Burak Özgüner’in anısına: Belleksizleşirken hayvanlar

Geçtiğimiz günlerde kaybettiğimiz hayvan ve insan hakları aktivisti, vicdani retçi ve LGBTİ+ hakları savunucusu Burak Özgüner’i Kaos GL dergisinin yeni çıkan “Bellek” sayısında yayınlanan yazısıyla anıyoruz. Arkadaşlarına, ailesine ve sevenlerine baş sağlığı dileriz.

YAZIYI DİNLE

Bu yazıyı Aslı Alpar, Burak Özgüner Podcast kanalı için seslendirdi.
Dinlemek için buraya tıklayın.

Yazı: Burak Özgüner | KaosGL | 12 Kasım 2019

Hayırsızada, erken Cumhuriyet dönemi, yakın Cumhuriyet dönemi, günümüz, İstanbul Büyükşehir Belediyesi, Türkiye Hayvanları Koruma Derneği, yerel yönetimler, Anadolu, İskenderun, Trakya, belediye “bakımevleri”, sokaklar, Gülhane, Sulukule, Tokludede, Habitat II, Kısırkaya…

Son yıllarda bunlar üzerine çokça tartışılmaya başlandı: Mekân, hafıza, toplumsal bellek… Günden güne bireysel olarak belleksizleşirken bu durum, iyice genelleşmeye, toplumsallaşmaya başlıyor: Belleksizleştirilme… Toplumsal belleksizleşme, bizlerden, toplumumuzun kırılma noktalarını, savaşları, kendi deneyimimiz olmasa da en az bizim deneyimlerimiz kadar önemli olan başkalarının deneyimlerini de hafızalarımızdan siliyor büyük bir hızla. Tekil ya da çoğul, bireysel ya da toplumsal, belleksizleşme ya da belleksizleştirme, etkileşim içinde olduğumuz başkalarıyla olan iletişimimizi, ilişkimizi de etkilemiyor mu?

İlk paragrafta birer başlıktan ibaret olan kelimeler, belleksizleşme üzerine düşünürken aklıma gelen çağrışımlardı… Çocukken sokakla olan ilişkim, sokağın bendeki yeri, bugün hayatımda belirgin bir yeri olan hayvan hakları mücadelesine başlamamın ana sebeplerinden bir tanesi. Zaman zaman bana olumsuz etkileri olsa da bunu söylemeliyim: İyi ki de sokaktan hiç kopmamışım ve kopmuyorum. İlkokuldayken sokakta her gün karşılaştığım ama herhangi bir etkileşimimin olmadığı hayvanlara yaşatılanlar, beni onların hakları için mücadele vermeye itti… Sokakların yanında belleklerimizin de hayvansızlaştırılmak istendiğine 1995 yılında tanık oldum. Sokak hayvanları yok ediliyordu; öyle bir hızla yok ediliyorlardı ki insanın, o hayvanlar ile iletişim, ilişki kurabilmesi için hayvanlara karşı özel bir ilgisinin, duyarlılığının olması gerekiyordu. O ilgi veya duyarlılık da insanlara, bir bilgisayar programı gibi yüklenmediğinden hayvanların, belleklerimizde yer etmesi her zaman zor oldu ve oluyor.

-*-*-

* _Verilen Yönerge 1_
Kayıtları en baştan başlayarak aynen yazın ve "- y-tick-label: 10%: [186, 514, 219, 532]" ifadesini içeren satırı da yazıp orada durun.

* _Alıştırma Malzemeleri_
-*-*-

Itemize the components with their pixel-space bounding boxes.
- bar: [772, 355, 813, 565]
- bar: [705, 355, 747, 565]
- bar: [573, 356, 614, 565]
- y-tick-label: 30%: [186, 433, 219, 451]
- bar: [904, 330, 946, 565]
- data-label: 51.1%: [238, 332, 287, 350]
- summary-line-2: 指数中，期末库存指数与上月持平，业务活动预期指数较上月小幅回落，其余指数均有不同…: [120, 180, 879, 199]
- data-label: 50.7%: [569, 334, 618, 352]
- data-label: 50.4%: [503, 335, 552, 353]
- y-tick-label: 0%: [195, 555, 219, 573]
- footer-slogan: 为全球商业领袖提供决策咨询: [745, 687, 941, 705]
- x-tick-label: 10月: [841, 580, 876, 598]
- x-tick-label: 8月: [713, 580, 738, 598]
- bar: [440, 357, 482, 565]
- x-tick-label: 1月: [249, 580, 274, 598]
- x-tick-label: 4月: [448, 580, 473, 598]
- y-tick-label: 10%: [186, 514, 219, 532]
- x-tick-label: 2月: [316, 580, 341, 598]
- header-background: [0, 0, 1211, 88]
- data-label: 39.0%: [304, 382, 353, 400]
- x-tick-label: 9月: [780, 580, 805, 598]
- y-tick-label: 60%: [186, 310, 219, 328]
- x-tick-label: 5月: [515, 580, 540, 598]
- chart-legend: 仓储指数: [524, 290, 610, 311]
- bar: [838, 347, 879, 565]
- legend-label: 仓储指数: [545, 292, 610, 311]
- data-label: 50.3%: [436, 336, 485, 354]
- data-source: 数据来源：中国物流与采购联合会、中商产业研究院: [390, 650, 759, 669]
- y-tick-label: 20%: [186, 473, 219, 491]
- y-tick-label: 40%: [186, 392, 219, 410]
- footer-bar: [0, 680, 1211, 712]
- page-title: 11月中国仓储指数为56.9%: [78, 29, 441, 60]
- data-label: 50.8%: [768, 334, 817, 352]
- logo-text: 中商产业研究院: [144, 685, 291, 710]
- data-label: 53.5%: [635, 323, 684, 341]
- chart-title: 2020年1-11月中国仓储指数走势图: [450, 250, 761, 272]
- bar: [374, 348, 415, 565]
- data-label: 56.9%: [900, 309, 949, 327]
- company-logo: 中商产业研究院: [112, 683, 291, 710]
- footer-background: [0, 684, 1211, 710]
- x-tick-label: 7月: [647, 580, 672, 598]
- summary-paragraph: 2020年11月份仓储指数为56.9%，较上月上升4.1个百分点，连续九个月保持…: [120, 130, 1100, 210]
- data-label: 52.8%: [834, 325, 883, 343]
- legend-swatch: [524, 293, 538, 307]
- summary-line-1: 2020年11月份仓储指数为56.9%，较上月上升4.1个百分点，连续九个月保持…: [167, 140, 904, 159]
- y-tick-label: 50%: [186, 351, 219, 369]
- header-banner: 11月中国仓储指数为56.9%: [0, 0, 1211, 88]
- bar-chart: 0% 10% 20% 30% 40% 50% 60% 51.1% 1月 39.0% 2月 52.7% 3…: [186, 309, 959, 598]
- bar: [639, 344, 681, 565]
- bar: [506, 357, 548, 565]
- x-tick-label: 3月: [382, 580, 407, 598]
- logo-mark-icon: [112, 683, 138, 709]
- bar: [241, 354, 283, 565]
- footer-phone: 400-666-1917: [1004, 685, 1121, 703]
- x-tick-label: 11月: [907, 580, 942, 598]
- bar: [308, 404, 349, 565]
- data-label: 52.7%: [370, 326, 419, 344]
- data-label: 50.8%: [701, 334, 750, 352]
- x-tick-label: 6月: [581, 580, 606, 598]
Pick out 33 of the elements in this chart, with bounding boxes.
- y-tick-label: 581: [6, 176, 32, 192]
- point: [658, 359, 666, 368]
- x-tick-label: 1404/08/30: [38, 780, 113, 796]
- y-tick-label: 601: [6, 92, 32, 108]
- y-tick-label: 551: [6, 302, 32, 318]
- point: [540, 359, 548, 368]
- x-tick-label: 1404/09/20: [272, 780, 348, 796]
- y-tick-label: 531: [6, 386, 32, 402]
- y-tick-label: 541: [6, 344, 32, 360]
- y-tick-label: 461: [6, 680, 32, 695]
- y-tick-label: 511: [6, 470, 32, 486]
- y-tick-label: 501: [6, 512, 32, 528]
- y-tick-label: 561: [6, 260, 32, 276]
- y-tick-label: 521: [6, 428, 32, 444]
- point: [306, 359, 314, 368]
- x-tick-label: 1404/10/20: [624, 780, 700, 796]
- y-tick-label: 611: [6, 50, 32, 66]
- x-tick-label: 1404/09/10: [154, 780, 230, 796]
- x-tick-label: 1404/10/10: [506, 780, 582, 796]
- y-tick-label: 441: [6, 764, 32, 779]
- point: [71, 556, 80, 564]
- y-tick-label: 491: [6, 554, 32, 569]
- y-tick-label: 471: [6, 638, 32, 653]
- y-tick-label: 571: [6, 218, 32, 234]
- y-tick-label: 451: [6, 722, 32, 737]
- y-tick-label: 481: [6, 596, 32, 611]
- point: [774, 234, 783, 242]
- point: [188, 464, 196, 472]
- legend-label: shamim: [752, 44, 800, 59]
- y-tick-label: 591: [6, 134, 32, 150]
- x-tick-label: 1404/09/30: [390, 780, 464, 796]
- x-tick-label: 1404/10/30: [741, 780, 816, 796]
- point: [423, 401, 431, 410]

-*-*-

* _Verilen Yönerge 2_
Belleksizleşme ve sokak hayvanları üzerine olan yazıyı, gösterilen son cümleden sonra devam ettirin.

* _Görev Yanıtı 1_
Itemize the components with their pixel-space bounding boxes.
- bar: [772, 355, 813, 565]
- bar: [705, 355, 747, 565]
- bar: [573, 356, 614, 565]
- y-tick-label: 30%: [186, 433, 219, 451]
- bar: [904, 330, 946, 565]
- data-label: 51.1%: [238, 332, 287, 350]
- summary-line-2: 指数中，期末库存指数与上月持平，业务活动预期指数较上月小幅回落，其余指数均有不同…: [120, 180, 879, 199]
- data-label: 50.7%: [569, 334, 618, 352]
- data-label: 50.4%: [503, 335, 552, 353]
- y-tick-label: 0%: [195, 555, 219, 573]
- footer-slogan: 为全球商业领袖提供决策咨询: [745, 687, 941, 705]
- x-tick-label: 10月: [841, 580, 876, 598]
- x-tick-label: 8月: [713, 580, 738, 598]
- bar: [440, 357, 482, 565]
- x-tick-label: 1月: [249, 580, 274, 598]
- x-tick-label: 4月: [448, 580, 473, 598]
- y-tick-label: 10%: [186, 514, 219, 532]

* _Görev Yanıtı 2_
Özellikle İstanbul’a baktığımızda, sokakların Osmanlı’nın son dönemlerinden itibaren hayvansızlaştırılmak istendiğini görüyoruz. Benim, bir sokak köpeği soykırımı olarak tanımladığım ve 80.000 İstanbullu sokak köpeğinin kıyımı ile sonuçlanan 1910 Hayırsızada Sürgünü’ndeki devlet politikasının hâlâ sürdüğünü rahatlıkla görebiliyoruz.

Sokak köpeklerinin Hayırsızada’ya tehcirinden hiçbir utanma belirtisi göstermeyen devlet, erken Cumhuriyet döneminde de yakın Cumhuriyet döneminde de imha politikalarına devam etti. Üstelik bir hayvan koruma derneğinin desteği ile… Sokak hayvanlarının öldürülmesi, hem İstanbul Belediyesi’nin hem de Türkiye Hayvanları Koruma Derneği’nin raporlarında birer faaliyet kalemi olarak yer alıyordu. Belediye de dernek de yılda kaç kedi ve köpeği vurarak ya da gaz odalarında öldürdüğünü, büyük bir faaliyet olarak topluma duyuruyordu. Katliamın el ele, resmen nasıl gerçekleştirildiği arşivlerde hâlâ kayıtlı… 2004’te Hayvanları Koruma Kanunu’nun yasalaşması ile hayvanları öldürmek yasaklansa da bugün hâlâ belediyeler, bazen gizli bir şekilde, bazen de ulu orta sokak hayvanlarını öldürmeye devam ediyor.

1996’da İstanbul’da gerçekleştirilen “Habitat II” Konferansı ise yoğun sokak hayvanı katliamlarının yaşandığı bir yıl olarak anılır. Sadece sokak hayvanları değil, sokak çocukları da ortadan kaldırılmıştır. Katliamın boyutları o denli büyüktür ki bir hayvan korumacı o günleri şöyle anlatır: “O dönem reklam ajansım vardı. İşe giderken yollar kedi ve köpek ölüsünden geçilmiyordu. Ajansımın sokağına girdiğimde hayvan cesetlerine basmamak için çok çabaladım.”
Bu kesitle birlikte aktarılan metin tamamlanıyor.